--- Recorded information ---

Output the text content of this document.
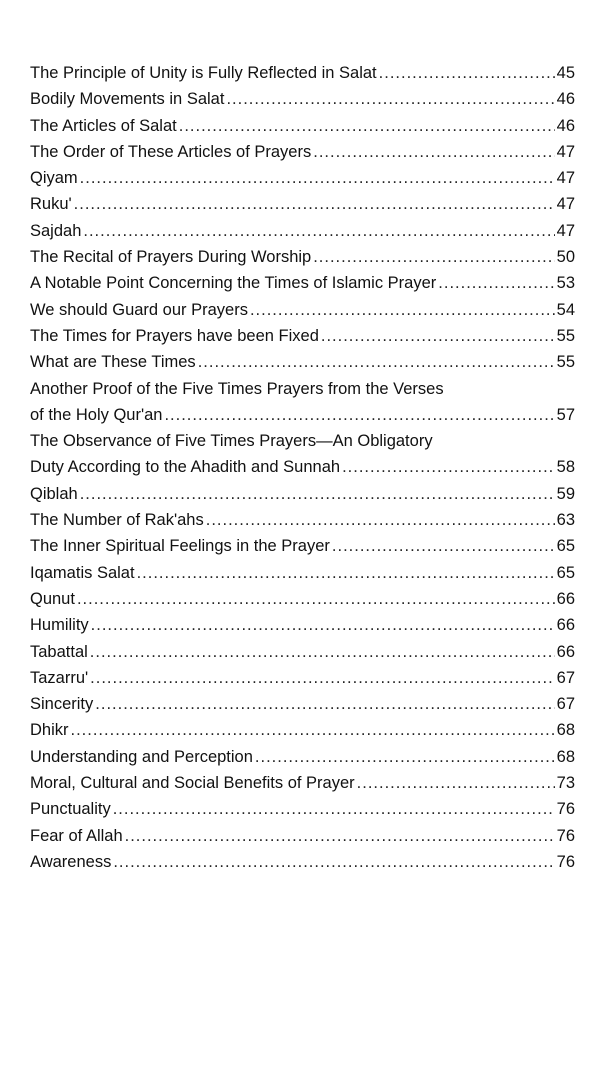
The Principle of Unity is Fully Reflected in Salat .....	45
Bodily Movements in Salat .....	46
The Articles of Salat .....	46
The Order of These Articles of Prayers .....	47
Qiyam .....	47
Ruku' .....	47
Sajdah .....	47
The Recital of Prayers During Worship .....	50
A Notable Point Concerning the Times of Islamic Prayer .....	53
We should Guard our Prayers .....	54
The Times for Prayers have been Fixed .....	55
What are These Times .....	55
Another Proof of the Five Times Prayers from the Verses
of the Holy Qur'an .....	57
The Observance of Five Times Prayers—An Obligatory
Duty According to the Ahadith and Sunnah .....	58
Qiblah .....	59
The Number of Rak'ahs .....	63
The Inner Spiritual Feelings in the Prayer .....	65
Iqamatis Salat .....	65
Qunut .....	66
Humility .....	66
Tabattal .....	66
Tazarru' .....	67
Sincerity .....	67
Dhikr .....	68
Understanding and Perception .....	68
Moral, Cultural and Social Benefits of Prayer .....	73
Punctuality .....	76
Fear of Allah .....	76
Awareness .....	76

---

* _Exercise_
Print out every entry above without changing a word, and leave out the pictures.

* _Written answer_
Output the text content of this document.
The Principle of Unity is Fully Reflected in Salat .....	45
Bodily Movements in Salat .....	46
The Articles of Salat .....	46
The Order of These Articles of Prayers .....	47
Qiyam .....	47
Ruku' .....	47
Sajdah .....	47
The Recital of Prayers During Worship .....	50
A Notable Point Concerning the Times of Islamic Prayer .....	53
We should Guard our Prayers .....	54
The Times for Prayers have been Fixed .....	55
What are These Times .....	55
Another Proof of the Five Times Prayers from the Verses
of the Holy Qur'an .....	57
The Observance of Five Times Prayers—An Obligatory
Duty According to the Ahadith and Sunnah .....	58
Qiblah .....	59
The Number of Rak'ahs .....	63
The Inner Spiritual Feelings in the Prayer .....	65
Iqamatis Salat .....	65
Qunut .....	66
Humility .....	66
Tabattal .....	66
Tazarru' .....	67
Sincerity .....	67
Dhikr .....	68
Understanding and Perception .....	68
Moral, Cultural and Social Benefits of Prayer .....	73
Punctuality .....	76
Fear of Allah .....	76
Awareness .....	76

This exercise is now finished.